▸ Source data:
--- start ---
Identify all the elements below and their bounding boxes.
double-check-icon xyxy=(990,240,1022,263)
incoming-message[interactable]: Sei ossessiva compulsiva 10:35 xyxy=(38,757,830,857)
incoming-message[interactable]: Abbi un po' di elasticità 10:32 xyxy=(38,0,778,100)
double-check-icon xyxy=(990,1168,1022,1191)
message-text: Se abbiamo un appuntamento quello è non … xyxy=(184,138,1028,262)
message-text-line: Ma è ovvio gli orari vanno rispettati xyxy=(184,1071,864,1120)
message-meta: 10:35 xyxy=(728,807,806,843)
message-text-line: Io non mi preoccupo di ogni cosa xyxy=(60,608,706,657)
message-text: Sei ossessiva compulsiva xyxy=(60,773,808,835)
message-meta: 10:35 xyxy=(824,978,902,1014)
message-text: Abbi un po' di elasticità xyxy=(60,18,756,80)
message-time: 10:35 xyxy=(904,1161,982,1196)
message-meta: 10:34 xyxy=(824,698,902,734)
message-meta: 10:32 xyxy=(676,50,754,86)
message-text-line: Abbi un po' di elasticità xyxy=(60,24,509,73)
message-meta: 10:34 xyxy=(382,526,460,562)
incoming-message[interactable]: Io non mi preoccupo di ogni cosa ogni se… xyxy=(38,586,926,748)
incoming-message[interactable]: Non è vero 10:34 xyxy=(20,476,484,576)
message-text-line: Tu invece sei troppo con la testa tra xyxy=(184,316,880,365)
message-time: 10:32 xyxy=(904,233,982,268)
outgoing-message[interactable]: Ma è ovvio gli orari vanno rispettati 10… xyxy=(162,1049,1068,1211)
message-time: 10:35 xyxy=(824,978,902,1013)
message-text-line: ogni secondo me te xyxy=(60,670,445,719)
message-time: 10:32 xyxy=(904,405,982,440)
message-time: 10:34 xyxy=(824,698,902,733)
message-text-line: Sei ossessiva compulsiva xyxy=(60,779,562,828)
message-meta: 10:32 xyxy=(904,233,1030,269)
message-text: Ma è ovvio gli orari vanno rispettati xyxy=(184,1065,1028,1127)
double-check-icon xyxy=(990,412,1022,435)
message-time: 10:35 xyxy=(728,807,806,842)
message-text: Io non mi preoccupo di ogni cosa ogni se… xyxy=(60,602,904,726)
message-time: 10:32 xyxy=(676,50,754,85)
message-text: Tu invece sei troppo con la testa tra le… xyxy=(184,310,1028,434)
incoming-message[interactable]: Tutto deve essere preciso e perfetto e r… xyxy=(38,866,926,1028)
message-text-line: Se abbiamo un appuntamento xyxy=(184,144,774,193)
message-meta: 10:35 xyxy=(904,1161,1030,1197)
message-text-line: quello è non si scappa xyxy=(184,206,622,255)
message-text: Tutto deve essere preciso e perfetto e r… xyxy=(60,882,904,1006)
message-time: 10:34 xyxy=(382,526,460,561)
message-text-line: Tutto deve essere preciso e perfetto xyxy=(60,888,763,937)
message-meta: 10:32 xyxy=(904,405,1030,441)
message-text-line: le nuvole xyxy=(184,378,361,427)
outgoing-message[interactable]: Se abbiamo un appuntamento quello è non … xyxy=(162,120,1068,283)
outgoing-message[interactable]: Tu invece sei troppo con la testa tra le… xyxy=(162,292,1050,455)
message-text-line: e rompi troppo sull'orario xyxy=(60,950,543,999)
--- end ---
▸ Set task: Convert the records into a JSON list of strings, one string per line, leaving out any blank lines.

▸ Result for this task:
[
  "Identify all the elements below and their bounding boxes.",
  "double-check-icon xyxy=(990,240,1022,263)",
  "incoming-message[interactable]: Sei ossessiva compulsiva 10:35 xyxy=(38,757,830,857)",
  "incoming-message[interactable]: Abbi un po' di elasticità 10:32 xyxy=(38,0,778,100)",
  "double-check-icon xyxy=(990,1168,1022,1191)",
  "message-text: Se abbiamo un appuntamento quello è non … xyxy=(184,138,1028,262)",
  "message-text-line: Ma è ovvio gli orari vanno rispettati xyxy=(184,1071,864,1120)",
  "message-meta: 10:35 xyxy=(728,807,806,843)",
  "message-text-line: Io non mi preoccupo di ogni cosa xyxy=(60,608,706,657)",
  "message-text: Sei ossessiva compulsiva xyxy=(60,773,808,835)",
  "message-meta: 10:35 xyxy=(824,978,902,1014)",
  "message-text: Abbi un po' di elasticità xyxy=(60,18,756,80)",
  "message-time: 10:35 xyxy=(904,1161,982,1196)",
  "message-meta: 10:34 xyxy=(824,698,902,734)",
  "message-meta: 10:32 xyxy=(676,50,754,86)",
  "message-text-line: Abbi un po' di elasticità xyxy=(60,24,509,73)",
  "message-meta: 10:34 xyxy=(382,526,460,562)",
  "incoming-message[interactable]: Io non mi preoccupo di ogni cosa ogni se… xyxy=(38,586,926,748)",
  "incoming-message[interactable]: Non è vero 10:34 xyxy=(20,476,484,576)",
  "message-text-line: Tu invece sei troppo con la testa tra xyxy=(184,316,880,365)",
  "message-time: 10:32 xyxy=(904,233,982,268)",
  "outgoing-message[interactable]: Ma è ovvio gli orari vanno rispettati 10… xyxy=(162,1049,1068,1211)",
  "message-time: 10:35 xyxy=(824,978,902,1013)",
  "message-text-line: ogni secondo me te xyxy=(60,670,445,719)",
  "message-time: 10:32 xyxy=(904,405,982,440)",
  "message-time: 10:34 xyxy=(824,698,902,733)",
  "message-text-line: Sei ossessiva compulsiva xyxy=(60,779,562,828)",
  "message-meta: 10:32 xyxy=(904,233,1030,269)",
  "message-text: Ma è ovvio gli orari vanno rispettati xyxy=(184,1065,1028,1127)",
  "double-check-icon xyxy=(990,412,1022,435)",
  "message-time: 10:35 xyxy=(728,807,806,842)",
  "message-text: Io non mi preoccupo di ogni cosa ogni se… xyxy=(60,602,904,726)",
  "message-time: 10:32 xyxy=(676,50,754,85)",
  "message-text: Tu invece sei troppo con la testa tra le… xyxy=(184,310,1028,434)",
  "incoming-message[interactable]: Tutto deve essere preciso e perfetto e r… xyxy=(38,866,926,1028)",
  "message-text-line: Se abbiamo un appuntamento xyxy=(184,144,774,193)",
  "message-meta: 10:35 xyxy=(904,1161,1030,1197)",
  "message-text-line: quello è non si scappa xyxy=(184,206,622,255)",
  "message-text: Tutto deve essere preciso e perfetto e r… xyxy=(60,882,904,1006)",
  "message-time: 10:34 xyxy=(382,526,460,561)",
  "message-text-line: Tutto deve essere preciso e perfetto xyxy=(60,888,763,937)",
  "message-meta: 10:32 xyxy=(904,405,1030,441)",
  "message-text-line: le nuvole xyxy=(184,378,361,427)",
  "outgoing-message[interactable]: Se abbiamo un appuntamento quello è non … xyxy=(162,120,1068,283)",
  "outgoing-message[interactable]: Tu invece sei troppo con la testa tra le… xyxy=(162,292,1050,455)",
  "message-text-line: e rompi troppo sull'orario xyxy=(60,950,543,999)"
]